— Begin —

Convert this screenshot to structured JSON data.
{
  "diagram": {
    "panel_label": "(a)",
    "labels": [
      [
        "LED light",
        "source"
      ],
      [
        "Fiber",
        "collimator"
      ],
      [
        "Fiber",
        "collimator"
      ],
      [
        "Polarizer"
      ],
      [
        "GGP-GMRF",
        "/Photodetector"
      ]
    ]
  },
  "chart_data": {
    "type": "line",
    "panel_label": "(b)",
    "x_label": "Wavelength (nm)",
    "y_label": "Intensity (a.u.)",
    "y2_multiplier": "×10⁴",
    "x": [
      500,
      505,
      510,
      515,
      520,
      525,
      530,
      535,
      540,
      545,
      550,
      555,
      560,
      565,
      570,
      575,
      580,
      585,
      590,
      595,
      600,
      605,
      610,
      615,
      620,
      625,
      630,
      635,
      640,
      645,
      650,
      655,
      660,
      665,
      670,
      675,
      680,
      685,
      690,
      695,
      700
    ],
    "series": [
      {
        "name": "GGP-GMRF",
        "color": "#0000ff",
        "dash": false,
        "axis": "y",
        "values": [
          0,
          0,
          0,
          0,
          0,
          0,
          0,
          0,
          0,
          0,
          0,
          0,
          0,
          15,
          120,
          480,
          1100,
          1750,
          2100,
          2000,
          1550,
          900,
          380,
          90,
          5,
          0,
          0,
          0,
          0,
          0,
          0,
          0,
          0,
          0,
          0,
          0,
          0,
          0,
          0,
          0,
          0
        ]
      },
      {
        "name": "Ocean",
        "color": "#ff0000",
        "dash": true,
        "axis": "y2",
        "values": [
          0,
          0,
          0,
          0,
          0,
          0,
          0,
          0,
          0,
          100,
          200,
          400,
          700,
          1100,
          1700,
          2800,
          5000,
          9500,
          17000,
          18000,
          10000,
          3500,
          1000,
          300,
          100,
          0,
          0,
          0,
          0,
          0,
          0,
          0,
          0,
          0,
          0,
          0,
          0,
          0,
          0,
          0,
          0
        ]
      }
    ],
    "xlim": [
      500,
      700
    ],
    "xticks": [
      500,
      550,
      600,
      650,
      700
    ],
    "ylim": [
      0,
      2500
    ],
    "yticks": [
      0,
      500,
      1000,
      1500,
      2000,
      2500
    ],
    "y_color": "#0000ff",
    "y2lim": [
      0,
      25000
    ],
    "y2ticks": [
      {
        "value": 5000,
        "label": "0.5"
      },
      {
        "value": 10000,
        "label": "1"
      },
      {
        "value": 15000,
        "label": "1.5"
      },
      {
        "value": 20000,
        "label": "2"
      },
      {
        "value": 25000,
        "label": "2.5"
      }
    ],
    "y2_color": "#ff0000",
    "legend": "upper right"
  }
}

— End —

■ **Job**
Print all of the entries again, exactly as written.

■ **Completed task**
Convert this screenshot to structured JSON data.
{
  "diagram": {
    "panel_label": "(a)",
    "labels": [
      [
        "LED light",
        "source"
      ],
      [
        "Fiber",
        "collimator"
      ],
      [
        "Fiber",
        "collimator"
      ],
      [
        "Polarizer"
      ],
      [
        "GGP-GMRF",
        "/Photodetector"
      ]
    ]
  },
  "chart_data": {
    "type": "line",
    "panel_label": "(b)",
    "x_label": "Wavelength (nm)",
    "y_label": "Intensity (a.u.)",
    "y2_multiplier": "×10⁴",
    "x": [
      500,
      505,
      510,
      515,
      520,
      525,
      530,
      535,
      540,
      545,
      550,
      555,
      560,
      565,
      570,
      575,
      580,
      585,
      590,
      595,
      600,
      605,
      610,
      615,
      620,
      625,
      630,
      635,
      640,
      645,
      650,
      655,
      660,
      665,
      670,
      675,
      680,
      685,
      690,
      695,
      700
    ],
    "series": [
      {
        "name": "GGP-GMRF",
        "color": "#0000ff",
        "dash": false,
        "axis": "y",
        "values": [
          0,
          0,
          0,
          0,
          0,
          0,
          0,
          0,
          0,
          0,
          0,
          0,
          0,
          15,
          120,
          480,
          1100,
          1750,
          2100,
          2000,
          1550,
          900,
          380,
          90,
          5,
          0,
          0,
          0,
          0,
          0,
          0,
          0,
          0,
          0,
          0,
          0,
          0,
          0,
          0,
          0,
          0
        ]
      },
      {
        "name": "Ocean",
        "color": "#ff0000",
        "dash": true,
        "axis": "y2",
        "values": [
          0,
          0,
          0,
          0,
          0,
          0,
          0,
          0,
          0,
          100,
          200,
          400,
          700,
          1100,
          1700,
          2800,
          5000,
          9500,
          17000,
          18000,
          10000,
          3500,
          1000,
          300,
          100,
          0,
          0,
          0,
          0,
          0,
          0,
          0,
          0,
          0,
          0,
          0,
          0,
          0,
          0,
          0,
          0
        ]
      }
    ],
    "xlim": [
      500,
      700
    ],
    "xticks": [
      500,
      550,
      600,
      650,
      700
    ],
    "ylim": [
      0,
      2500
    ],
    "yticks": [
      0,
      500,
      1000,
      1500,
      2000,
      2500
    ],
    "y_color": "#0000ff",
    "y2lim": [
      0,
      25000
    ],
    "y2ticks": [
      {
        "value": 5000,
        "label": "0.5"
      },
      {
        "value": 10000,
        "label": "1"
      },
      {
        "value": 15000,
        "label": "1.5"
      },
      {
        "value": 20000,
        "label": "2"
      },
      {
        "value": 25000,
        "label": "2.5"
      }
    ],
    "y2_color": "#ff0000",
    "legend": "upper right"
  }
}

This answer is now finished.